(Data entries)

· · · · · · ·

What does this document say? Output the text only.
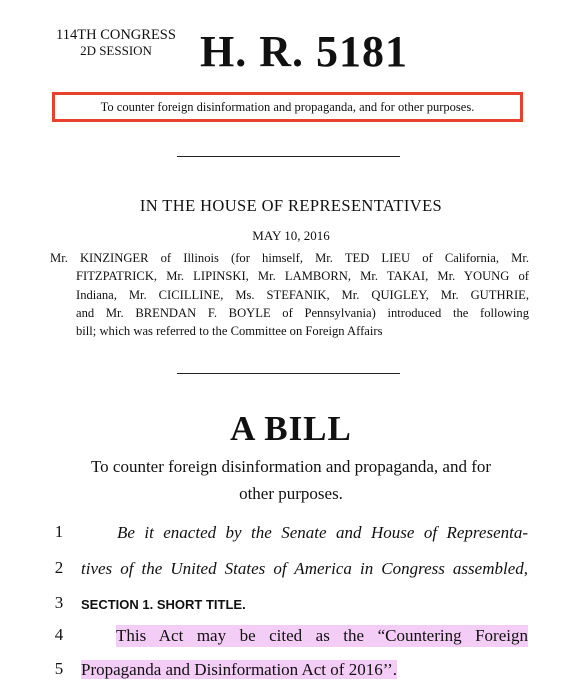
114TH CONGRESS
2D SESSION	H. R. 5181
To counter foreign disinformation and propaganda, and for other purposes.
IN THE HOUSE OF REPRESENTATIVES
MAY 10, 2016
Mr. KINZINGER of Illinois (for himself, Mr. TED LIEU of California, Mr.
FITZPATRICK, Mr. LIPINSKI, Mr. LAMBORN, Mr. TAKAI, Mr. YOUNG of
Indiana, Mr. CICILLINE, Ms. STEFANIK, Mr. QUIGLEY, Mr. GUTHRIE,
and Mr. BRENDAN F. BOYLE of Pennsylvania) introduced the following
bill; which was referred to the Committee on Foreign Affairs
A BILL
To counter foreign disinformation and propaganda, and for
other purposes.
1	Be it enacted by the Senate and House of Representa-
2 tives of the United States of America in Congress assembled,
3 SECTION 1. SHORT TITLE.
4	This Act may be cited as the “Countering Foreign
5 Propaganda and Disinformation Act of 2016’’.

· · · · · · ·

• Instruction:
Skip the images and write out the rest of the listing exactly.

• Finished answer:
What does this document say? Output the text only.
114TH CONGRESS
2D SESSION	H. R. 5181
To counter foreign disinformation and propaganda, and for other purposes.
IN THE HOUSE OF REPRESENTATIVES
MAY 10, 2016
Mr. KINZINGER of Illinois (for himself, Mr. TED LIEU of California, Mr.
FITZPATRICK, Mr. LIPINSKI, Mr. LAMBORN, Mr. TAKAI, Mr. YOUNG of
Indiana, Mr. CICILLINE, Ms. STEFANIK, Mr. QUIGLEY, Mr. GUTHRIE,
and Mr. BRENDAN F. BOYLE of Pennsylvania) introduced the following
bill; which was referred to the Committee on Foreign Affairs
A BILL
To counter foreign disinformation and propaganda, and for
other purposes.
1	Be it enacted by the Senate and House of Representa-
2 tives of the United States of America in Congress assembled,
3 SECTION 1. SHORT TITLE.
4	This Act may be cited as the “Countering Foreign
5 Propaganda and Disinformation Act of 2016’’.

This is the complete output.